● **TO DO**: The records below must be copied in full; omit the images.

● **DATA FOR THE TASK**:
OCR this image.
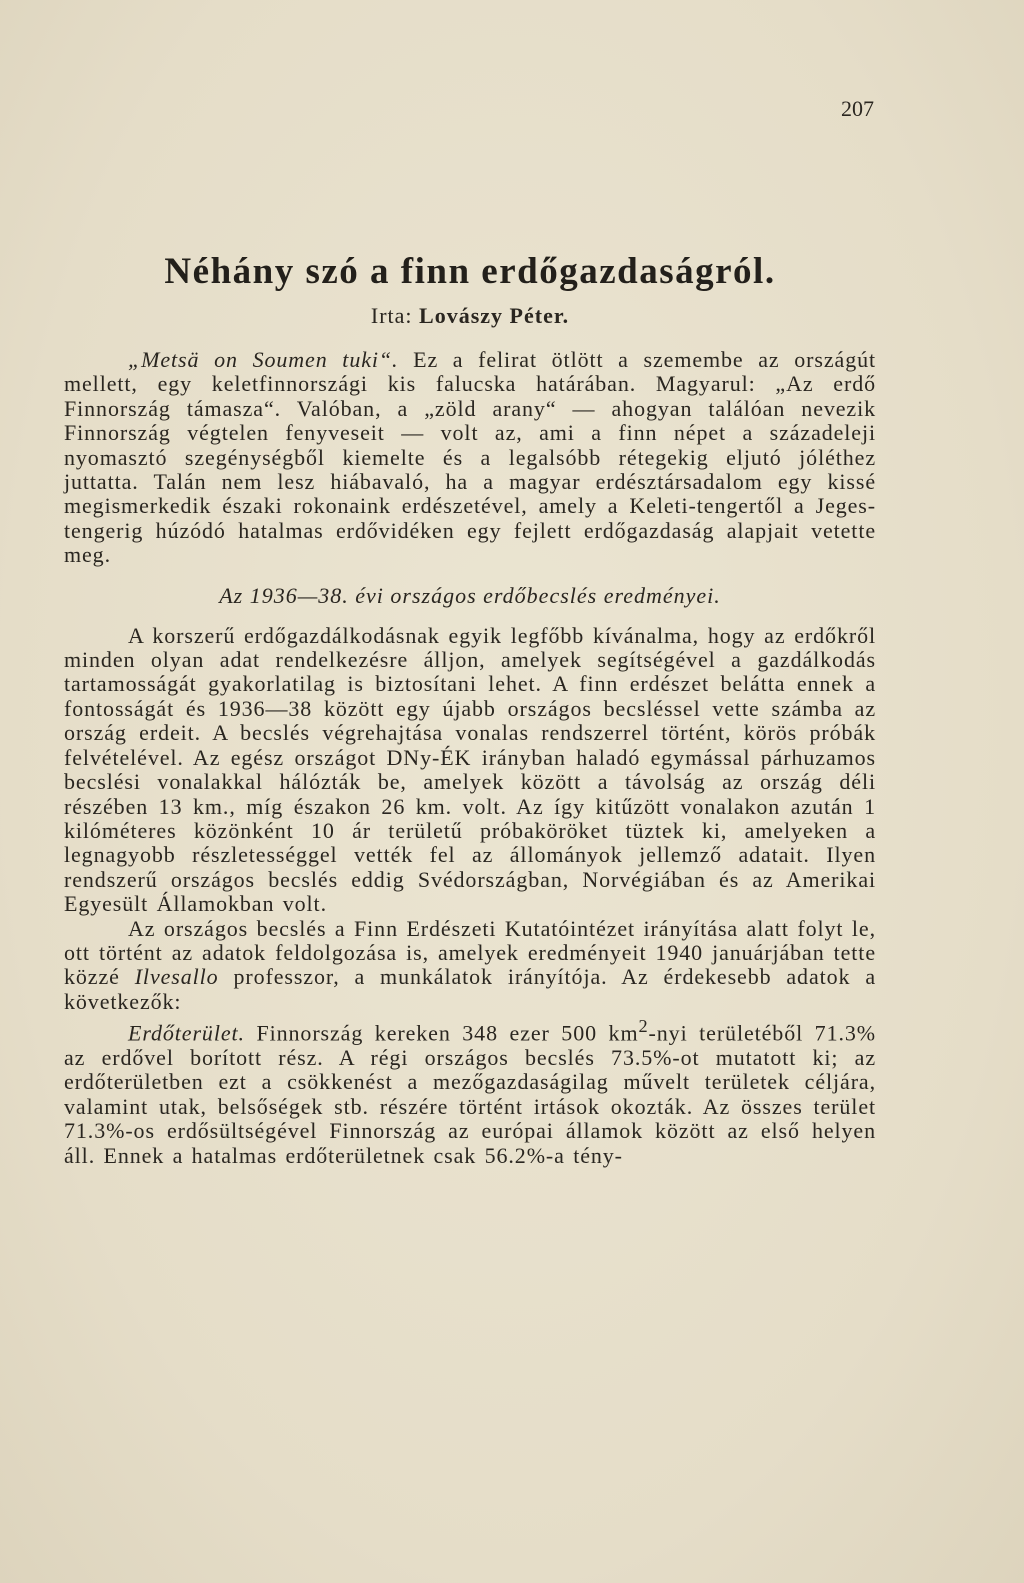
207
Néhány szó a finn erdőgazdaságról.
Irta: Lovászy Péter.

„Metsä on Soumen tuki“. Ez a felirat ötlött a szemembe az országút mellett, egy keletfinnországi kis falucska határában. Magyarul: „Az erdő Finnország támasza“. Valóban, a „zöld arany“ — ahogyan találóan nevezik Finnország végtelen fenyveseit — volt az, ami a finn népet a századeleji nyomasztó szegénységből kiemelte és a legalsóbb rétegekig eljutó jóléthez juttatta. Talán nem lesz hiábavaló, ha a magyar erdésztársadalom egy kissé megismerkedik északi rokonaink erdészetével, amely a Keleti-tengertől a Jeges-tengerig húzódó hatalmas erdővidéken egy fejlett erdőgazdaság alapjait vetette meg.

Az 1936—38. évi országos erdőbecslés eredményei.

A korszerű erdőgazdálkodásnak egyik legfőbb kívánalma, hogy az erdőkről minden olyan adat rendelkezésre álljon, amelyek segítségével a gazdálkodás tartamosságát gyakorlatilag is biztosítani lehet. A finn erdészet belátta ennek a fontosságát és 1936—38 között egy újabb országos becsléssel vette számba az ország erdeit. A becslés végrehajtása vonalas rendszerrel történt, körös próbák felvételével. Az egész országot DNy-ÉK irányban haladó egymással párhuzamos becslési vonalakkal hálózták be, amelyek között a távolság az ország déli részében 13 km., míg északon 26 km. volt. Az így kitűzött vonalakon azután 1 kilóméteres közönként 10 ár területű próbaköröket tüztek ki, amelyeken a legnagyobb részletességgel vették fel az állományok jellemző adatait. Ilyen rendszerű országos becslés eddig Svédországban, Norvégiában és az Amerikai Egyesült Államokban volt.

Az országos becslés a Finn Erdészeti Kutatóintézet irányítása alatt folyt le, ott történt az adatok feldolgozása is, amelyek eredményeit 1940 januárjában tette közzé Ilvesallo professzor, a munkálatok irányítója. Az érdekesebb adatok a következők:

Erdőterület. Finnország kereken 348 ezer 500 $km^2$-nyi területéből 71.3% az erdővel borított rész. A régi országos becslés 73.5%-ot mutatott ki; az erdőterületben ezt a csökkenést a mezőgazdaságilag művelt területek céljára, valamint utak, belsőségek stb. részére történt irtások okozták. Az összes terület 71.3%-os erdősültségével Finnország az európai államok között az első helyen áll. Ennek a hatalmas erdőterületnek csak 56.2%-a tény-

● **CORRECT RESPONSE**:
OCR this image.
207
Néhány szó a finn erdőgazdaságról.
Irta: Lovászy Péter.

„Metsä on Soumen tuki“. Ez a felirat ötlött a szemembe az országút mellett, egy keletfinnországi kis falucska határában. Magyarul: „Az erdő Finnország támasza“. Valóban, a „zöld arany“ — ahogyan találóan nevezik Finnország végtelen fenyveseit — volt az, ami a finn népet a századeleji nyomasztó szegénységből kiemelte és a legalsóbb rétegekig eljutó jóléthez juttatta. Talán nem lesz hiábavaló, ha a magyar erdésztársadalom egy kissé megismerkedik északi rokonaink erdészetével, amely a Keleti-tengertől a Jeges-tengerig húzódó hatalmas erdővidéken egy fejlett erdőgazdaság alapjait vetette meg.

Az 1936—38. évi országos erdőbecslés eredményei.

A korszerű erdőgazdálkodásnak egyik legfőbb kívánalma, hogy az erdőkről minden olyan adat rendelkezésre álljon, amelyek segítségével a gazdálkodás tartamosságát gyakorlatilag is biztosítani lehet. A finn erdészet belátta ennek a fontosságát és 1936—38 között egy újabb országos becsléssel vette számba az ország erdeit. A becslés végrehajtása vonalas rendszerrel történt, körös próbák felvételével. Az egész országot DNy-ÉK irányban haladó egymással párhuzamos becslési vonalakkal hálózták be, amelyek között a távolság az ország déli részében 13 km., míg északon 26 km. volt. Az így kitűzött vonalakon azután 1 kilóméteres közönként 10 ár területű próbaköröket tüztek ki, amelyeken a legnagyobb részletességgel vették fel az állományok jellemző adatait. Ilyen rendszerű országos becslés eddig Svédországban, Norvégiában és az Amerikai Egyesült Államokban volt.

Az országos becslés a Finn Erdészeti Kutatóintézet irányítása alatt folyt le, ott történt az adatok feldolgozása is, amelyek eredményeit 1940 januárjában tette közzé Ilvesallo professzor, a munkálatok irányítója. Az érdekesebb adatok a következők:

Erdőterület. Finnország kereken 348 ezer 500 $km^2$-nyi területéből 71.3% az erdővel borított rész. A régi országos becslés 73.5%-ot mutatott ki; az erdőterületben ezt a csökkenést a mezőgazdaságilag művelt területek céljára, valamint utak, belsőségek stb. részére történt irtások okozták. Az összes terület 71.3%-os erdősültségével Finnország az európai államok között az első helyen áll. Ennek a hatalmas erdőterületnek csak 56.2%-a tény-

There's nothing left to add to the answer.